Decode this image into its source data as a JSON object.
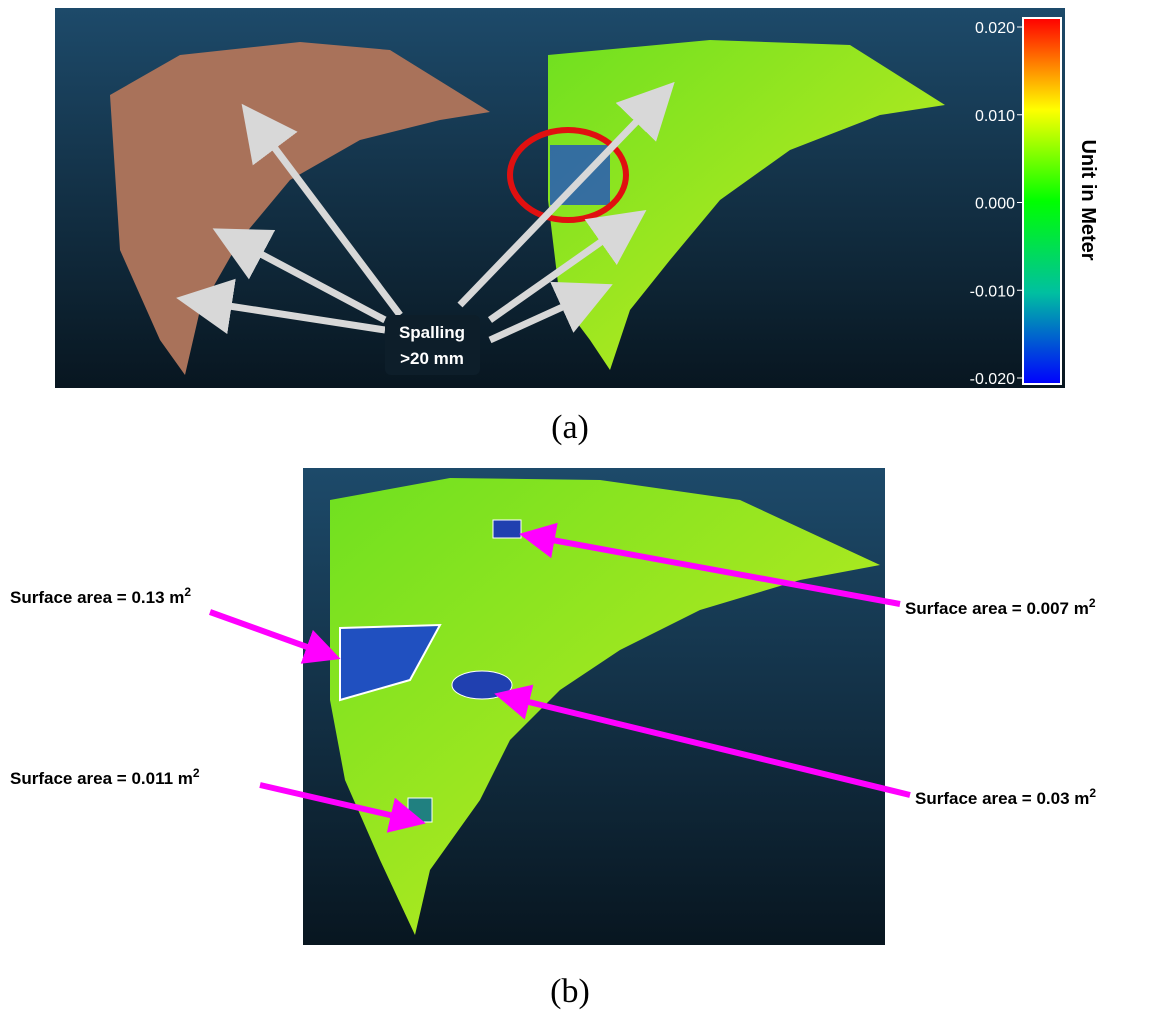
{
  "panel_a": {
    "annotation": {
      "line1": "Spalling",
      "line2": ">20 mm"
    },
    "colorbar": {
      "title": "Unit in Meter",
      "ticks": [
        {
          "value": 0.02,
          "label": "0.020"
        },
        {
          "value": 0.01,
          "label": "0.010"
        },
        {
          "value": 0,
          "label": "0.000"
        },
        {
          "value": -0.01,
          "label": "-0.010"
        },
        {
          "value": -0.02,
          "label": "-0.020"
        }
      ]
    },
    "caption": "(a)"
  },
  "panel_b": {
    "labels": [
      {
        "text": "Surface area = 0.13 m",
        "sup": "2"
      },
      {
        "text": "Surface area = 0.007 m",
        "sup": "2"
      },
      {
        "text": "Surface area = 0.03 m",
        "sup": "2"
      },
      {
        "text": "Surface area = 0.011 m",
        "sup": "2"
      }
    ],
    "caption": "(b)"
  }
}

★ ★ ★ ★

§ **Work to be completed**: Write the lines above out again exactly, without any of their pictures.

§ **Correct response**:
Decode this image into its source data as a JSON object.
{
  "panel_a": {
    "annotation": {
      "line1": "Spalling",
      "line2": ">20 mm"
    },
    "colorbar": {
      "title": "Unit in Meter",
      "ticks": [
        {
          "value": 0.02,
          "label": "0.020"
        },
        {
          "value": 0.01,
          "label": "0.010"
        },
        {
          "value": 0,
          "label": "0.000"
        },
        {
          "value": -0.01,
          "label": "-0.010"
        },
        {
          "value": -0.02,
          "label": "-0.020"
        }
      ]
    },
    "caption": "(a)"
  },
  "panel_b": {
    "labels": [
      {
        "text": "Surface area = 0.13 m",
        "sup": "2"
      },
      {
        "text": "Surface area = 0.007 m",
        "sup": "2"
      },
      {
        "text": "Surface area = 0.03 m",
        "sup": "2"
      },
      {
        "text": "Surface area = 0.011 m",
        "sup": "2"
      }
    ],
    "caption": "(b)"
  }
}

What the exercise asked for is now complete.